== DOCUMENT

- Lesser coat of arms of the Kingdom of Sweden
- Incumbent Maria Velasco since 2025
- Ministry for Foreign Affairs
- Style: His or Her Excellency (formal) Mr. or Madam Ambassador (informal)
- Reports to: Minister for Foreign Affairs
- Seat: Stockholm, Sweden
- Appointer: Government of Sweden
- Term length: No fixed term
- Inaugural holder: Otto Rathsman
- Formation: 1967

= List of ambassadors of Sweden to Trinidad and Tobago =

The Ambassador of Sweden to Trinidad and Tobago (known formally as the Ambassador of the Kingdom of Sweden to the Republic of Trinidad and Tobago) is the official representative of the government of Sweden to the president of Trinidad and Tobago and government of Trinidad and Tobago. Since Sweden does not have an embassy in Port of Spain, Sweden's ambassador to Trinidad and Tobago is based in Stockholm, Sweden.

==History==
On the occasion of the proclamation of Trinidad and Tobago's independence on 31 August 1962, Sweden's Minister for Foreign Affairs, Östen Undén, sent a congratulatory telegram to Trinidad and Tobago's Prime Minister Eric Williams. Undén stated that the Swedish government recognized Trinidad and Tobago as a sovereign and independent state and expressed the Swedish government's wish to maintain friendly and cordial relations with the new state.

====
== EXCERPTED RECORDS

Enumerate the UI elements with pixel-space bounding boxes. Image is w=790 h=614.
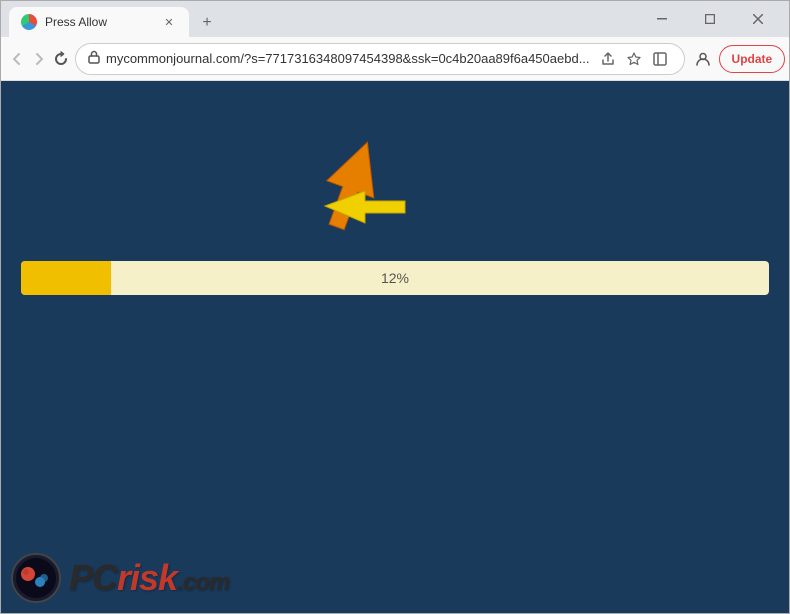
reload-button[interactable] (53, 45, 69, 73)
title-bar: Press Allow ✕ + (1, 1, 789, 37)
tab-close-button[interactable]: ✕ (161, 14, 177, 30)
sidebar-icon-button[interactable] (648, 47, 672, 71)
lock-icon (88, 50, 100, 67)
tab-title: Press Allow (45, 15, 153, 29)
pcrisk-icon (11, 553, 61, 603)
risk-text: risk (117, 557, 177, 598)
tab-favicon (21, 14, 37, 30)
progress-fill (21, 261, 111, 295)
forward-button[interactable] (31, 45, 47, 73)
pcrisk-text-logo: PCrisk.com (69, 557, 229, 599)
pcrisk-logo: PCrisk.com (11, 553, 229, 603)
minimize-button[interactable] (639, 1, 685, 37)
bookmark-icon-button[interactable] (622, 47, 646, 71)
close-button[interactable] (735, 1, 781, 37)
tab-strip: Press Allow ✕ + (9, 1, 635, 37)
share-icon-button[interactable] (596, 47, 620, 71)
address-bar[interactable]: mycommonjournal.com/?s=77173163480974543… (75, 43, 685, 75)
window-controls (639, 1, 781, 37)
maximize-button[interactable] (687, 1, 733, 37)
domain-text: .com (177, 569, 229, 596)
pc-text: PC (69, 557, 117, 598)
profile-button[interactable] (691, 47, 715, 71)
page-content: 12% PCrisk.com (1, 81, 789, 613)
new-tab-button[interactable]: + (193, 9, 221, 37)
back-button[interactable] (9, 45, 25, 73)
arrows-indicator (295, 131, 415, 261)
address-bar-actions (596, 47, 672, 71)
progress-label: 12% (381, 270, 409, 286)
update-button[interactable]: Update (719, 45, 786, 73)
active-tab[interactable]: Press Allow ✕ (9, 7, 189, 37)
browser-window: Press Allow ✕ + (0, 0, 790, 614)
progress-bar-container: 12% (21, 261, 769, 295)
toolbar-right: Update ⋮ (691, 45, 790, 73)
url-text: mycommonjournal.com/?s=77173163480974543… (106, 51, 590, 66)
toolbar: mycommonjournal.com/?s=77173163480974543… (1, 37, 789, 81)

====
== EXCERPTED RECORDS

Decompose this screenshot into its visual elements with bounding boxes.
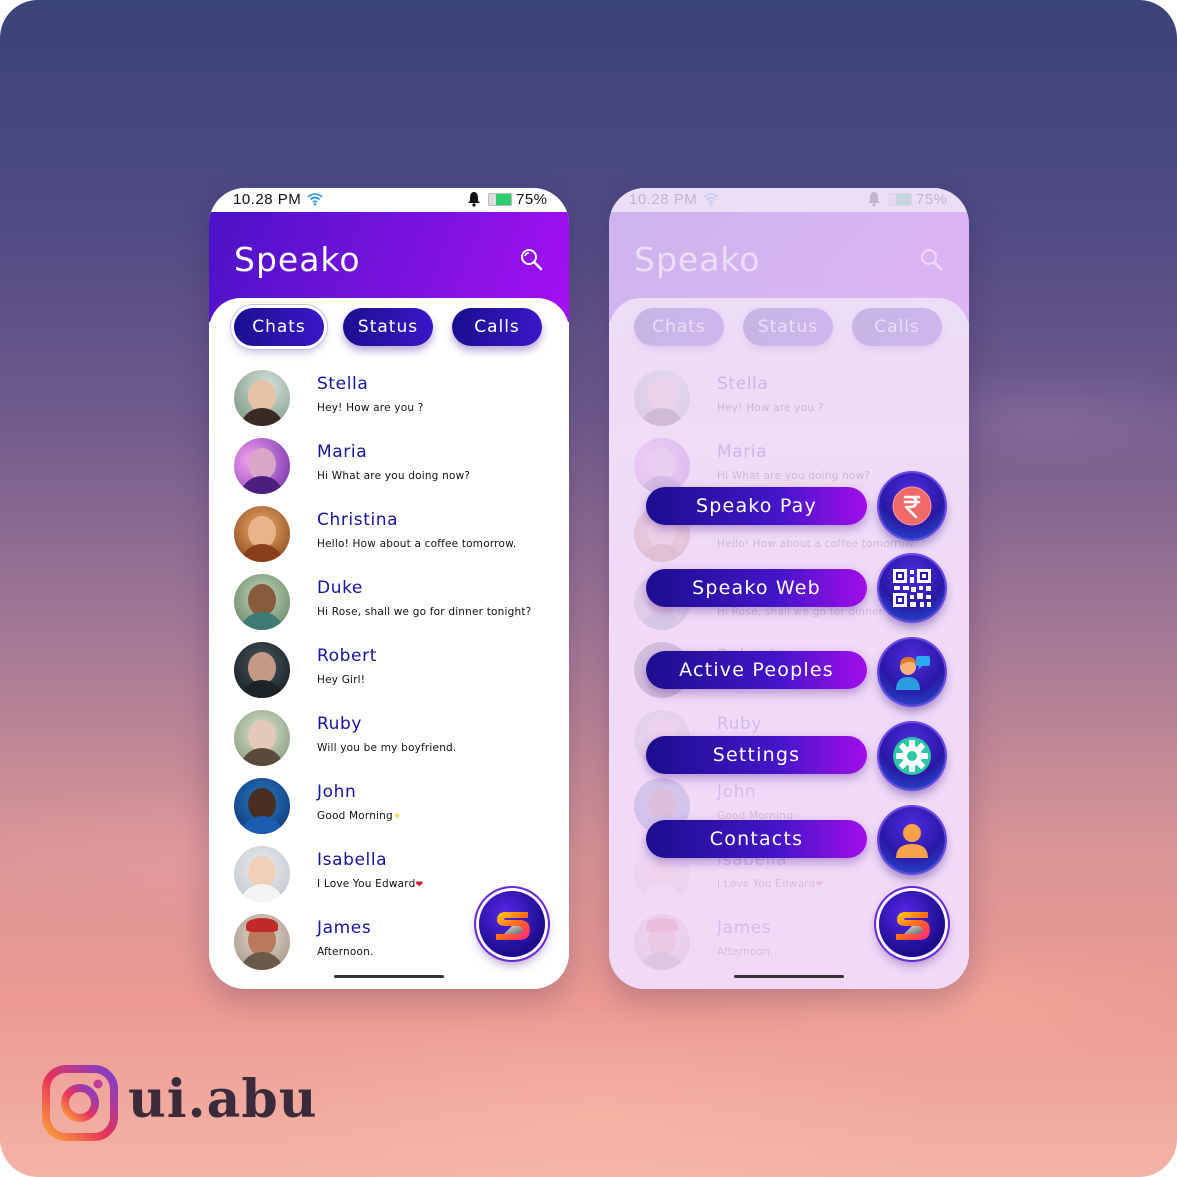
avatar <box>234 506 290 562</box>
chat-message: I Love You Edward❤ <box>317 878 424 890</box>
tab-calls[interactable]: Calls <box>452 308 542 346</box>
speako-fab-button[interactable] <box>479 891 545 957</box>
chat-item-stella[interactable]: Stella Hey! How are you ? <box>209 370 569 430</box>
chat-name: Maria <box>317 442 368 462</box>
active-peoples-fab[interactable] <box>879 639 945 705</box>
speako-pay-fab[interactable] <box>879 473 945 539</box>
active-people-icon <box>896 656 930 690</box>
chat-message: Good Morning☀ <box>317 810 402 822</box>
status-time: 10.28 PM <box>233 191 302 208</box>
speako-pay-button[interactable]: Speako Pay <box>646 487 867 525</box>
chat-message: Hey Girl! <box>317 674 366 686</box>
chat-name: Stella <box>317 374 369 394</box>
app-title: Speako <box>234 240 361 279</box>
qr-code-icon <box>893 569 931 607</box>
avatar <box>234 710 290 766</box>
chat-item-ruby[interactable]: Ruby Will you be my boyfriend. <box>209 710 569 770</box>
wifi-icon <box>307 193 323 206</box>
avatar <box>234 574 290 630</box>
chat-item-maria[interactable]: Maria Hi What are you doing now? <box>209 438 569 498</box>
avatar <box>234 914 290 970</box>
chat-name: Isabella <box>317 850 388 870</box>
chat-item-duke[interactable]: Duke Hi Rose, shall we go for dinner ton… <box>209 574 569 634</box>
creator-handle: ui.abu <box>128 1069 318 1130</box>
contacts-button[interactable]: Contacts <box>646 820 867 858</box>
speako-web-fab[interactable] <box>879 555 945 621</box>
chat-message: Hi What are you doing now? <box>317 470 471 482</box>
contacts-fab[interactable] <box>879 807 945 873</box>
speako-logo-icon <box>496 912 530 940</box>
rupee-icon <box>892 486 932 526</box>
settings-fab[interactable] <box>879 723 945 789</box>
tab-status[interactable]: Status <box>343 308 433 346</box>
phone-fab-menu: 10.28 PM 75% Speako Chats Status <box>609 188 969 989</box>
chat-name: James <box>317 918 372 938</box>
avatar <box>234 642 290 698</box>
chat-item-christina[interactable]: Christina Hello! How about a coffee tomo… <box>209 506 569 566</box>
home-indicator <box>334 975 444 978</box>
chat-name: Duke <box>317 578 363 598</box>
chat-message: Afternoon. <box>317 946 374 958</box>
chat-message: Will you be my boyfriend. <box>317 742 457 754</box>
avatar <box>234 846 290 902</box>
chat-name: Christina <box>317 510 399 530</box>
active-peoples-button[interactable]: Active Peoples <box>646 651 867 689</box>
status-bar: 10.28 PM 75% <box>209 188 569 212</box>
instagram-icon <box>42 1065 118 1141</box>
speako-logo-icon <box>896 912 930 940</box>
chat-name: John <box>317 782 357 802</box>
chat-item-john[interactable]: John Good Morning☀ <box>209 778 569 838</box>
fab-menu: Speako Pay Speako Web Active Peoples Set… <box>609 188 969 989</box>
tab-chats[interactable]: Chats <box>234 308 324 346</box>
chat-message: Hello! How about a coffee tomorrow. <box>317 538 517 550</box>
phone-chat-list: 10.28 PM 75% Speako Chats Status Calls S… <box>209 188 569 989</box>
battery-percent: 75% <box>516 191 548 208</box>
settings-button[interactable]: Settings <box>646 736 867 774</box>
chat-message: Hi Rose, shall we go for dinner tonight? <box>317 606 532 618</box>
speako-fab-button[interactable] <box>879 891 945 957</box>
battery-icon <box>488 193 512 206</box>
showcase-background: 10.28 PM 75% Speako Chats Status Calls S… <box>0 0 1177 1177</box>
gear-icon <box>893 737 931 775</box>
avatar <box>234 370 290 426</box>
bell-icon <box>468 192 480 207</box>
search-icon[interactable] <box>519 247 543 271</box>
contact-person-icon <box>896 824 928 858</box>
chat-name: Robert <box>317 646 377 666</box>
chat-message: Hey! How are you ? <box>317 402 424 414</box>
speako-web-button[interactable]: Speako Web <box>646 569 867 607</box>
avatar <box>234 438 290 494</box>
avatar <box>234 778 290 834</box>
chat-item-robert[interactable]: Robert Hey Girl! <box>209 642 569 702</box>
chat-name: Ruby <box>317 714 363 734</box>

====
== EXCERPTED RECORDS

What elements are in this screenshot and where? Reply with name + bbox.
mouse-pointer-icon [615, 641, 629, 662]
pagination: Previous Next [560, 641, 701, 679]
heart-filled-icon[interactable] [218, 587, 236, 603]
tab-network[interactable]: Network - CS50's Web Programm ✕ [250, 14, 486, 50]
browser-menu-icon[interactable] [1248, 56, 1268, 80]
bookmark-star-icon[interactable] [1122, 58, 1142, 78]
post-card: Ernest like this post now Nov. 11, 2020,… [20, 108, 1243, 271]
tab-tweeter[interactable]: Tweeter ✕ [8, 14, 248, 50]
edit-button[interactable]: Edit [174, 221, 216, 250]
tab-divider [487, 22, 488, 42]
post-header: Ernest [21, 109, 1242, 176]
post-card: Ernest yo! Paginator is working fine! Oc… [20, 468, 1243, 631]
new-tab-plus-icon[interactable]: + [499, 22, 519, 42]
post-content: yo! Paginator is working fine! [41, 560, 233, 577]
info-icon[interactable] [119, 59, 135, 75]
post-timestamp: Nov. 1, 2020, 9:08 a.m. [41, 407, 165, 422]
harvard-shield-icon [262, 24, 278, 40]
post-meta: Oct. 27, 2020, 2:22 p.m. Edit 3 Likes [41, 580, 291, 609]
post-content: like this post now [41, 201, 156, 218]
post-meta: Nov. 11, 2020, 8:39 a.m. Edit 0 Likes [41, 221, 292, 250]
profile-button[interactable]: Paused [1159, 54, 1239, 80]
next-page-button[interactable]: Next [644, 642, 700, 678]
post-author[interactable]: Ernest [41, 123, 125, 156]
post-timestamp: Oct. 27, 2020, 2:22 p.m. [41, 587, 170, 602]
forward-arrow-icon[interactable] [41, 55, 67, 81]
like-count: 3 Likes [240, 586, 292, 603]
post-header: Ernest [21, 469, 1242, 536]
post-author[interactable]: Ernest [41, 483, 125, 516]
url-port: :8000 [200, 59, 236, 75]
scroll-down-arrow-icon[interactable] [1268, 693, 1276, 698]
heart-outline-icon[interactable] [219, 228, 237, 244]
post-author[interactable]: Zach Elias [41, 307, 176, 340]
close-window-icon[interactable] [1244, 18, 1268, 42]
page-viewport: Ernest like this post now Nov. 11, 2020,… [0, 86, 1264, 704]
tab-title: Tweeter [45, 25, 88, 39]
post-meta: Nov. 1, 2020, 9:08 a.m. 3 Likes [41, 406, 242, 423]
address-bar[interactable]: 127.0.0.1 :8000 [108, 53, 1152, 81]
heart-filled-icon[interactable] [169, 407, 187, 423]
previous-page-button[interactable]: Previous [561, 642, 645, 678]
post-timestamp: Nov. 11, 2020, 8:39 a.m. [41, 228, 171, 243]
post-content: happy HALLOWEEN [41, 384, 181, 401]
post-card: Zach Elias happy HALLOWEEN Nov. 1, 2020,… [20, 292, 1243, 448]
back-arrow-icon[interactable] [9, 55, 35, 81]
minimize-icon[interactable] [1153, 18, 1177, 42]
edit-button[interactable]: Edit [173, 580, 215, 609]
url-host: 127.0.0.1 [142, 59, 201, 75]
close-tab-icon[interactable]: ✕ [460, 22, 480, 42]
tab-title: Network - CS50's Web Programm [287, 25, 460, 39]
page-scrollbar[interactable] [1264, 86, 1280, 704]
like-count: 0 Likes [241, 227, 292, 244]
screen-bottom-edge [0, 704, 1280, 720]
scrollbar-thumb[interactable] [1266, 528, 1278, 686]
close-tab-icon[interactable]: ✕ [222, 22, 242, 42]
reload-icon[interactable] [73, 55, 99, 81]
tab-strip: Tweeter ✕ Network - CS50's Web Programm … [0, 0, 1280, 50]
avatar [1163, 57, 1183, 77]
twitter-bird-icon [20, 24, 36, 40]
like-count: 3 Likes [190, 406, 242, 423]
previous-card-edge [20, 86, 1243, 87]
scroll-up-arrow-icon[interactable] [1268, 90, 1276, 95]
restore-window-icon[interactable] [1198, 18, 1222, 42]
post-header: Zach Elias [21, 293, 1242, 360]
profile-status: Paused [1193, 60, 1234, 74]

====

> WHAT NEEDS TO BE DONE
Answer these questions from the text on Sweden's ambassadors to Trinidad and Tobago:
(a) Who was the first holder of the post?
(b) In which city is the ambassador based?
(c) Who sent the congratulatory telegram to Eric Williams in 1962?

> SOLUTION FOR THIS TASK
(a) Otto Rathsman
(b) Stockholm
(c) Östen Undén, Sweden's Minister for Foreign Affairs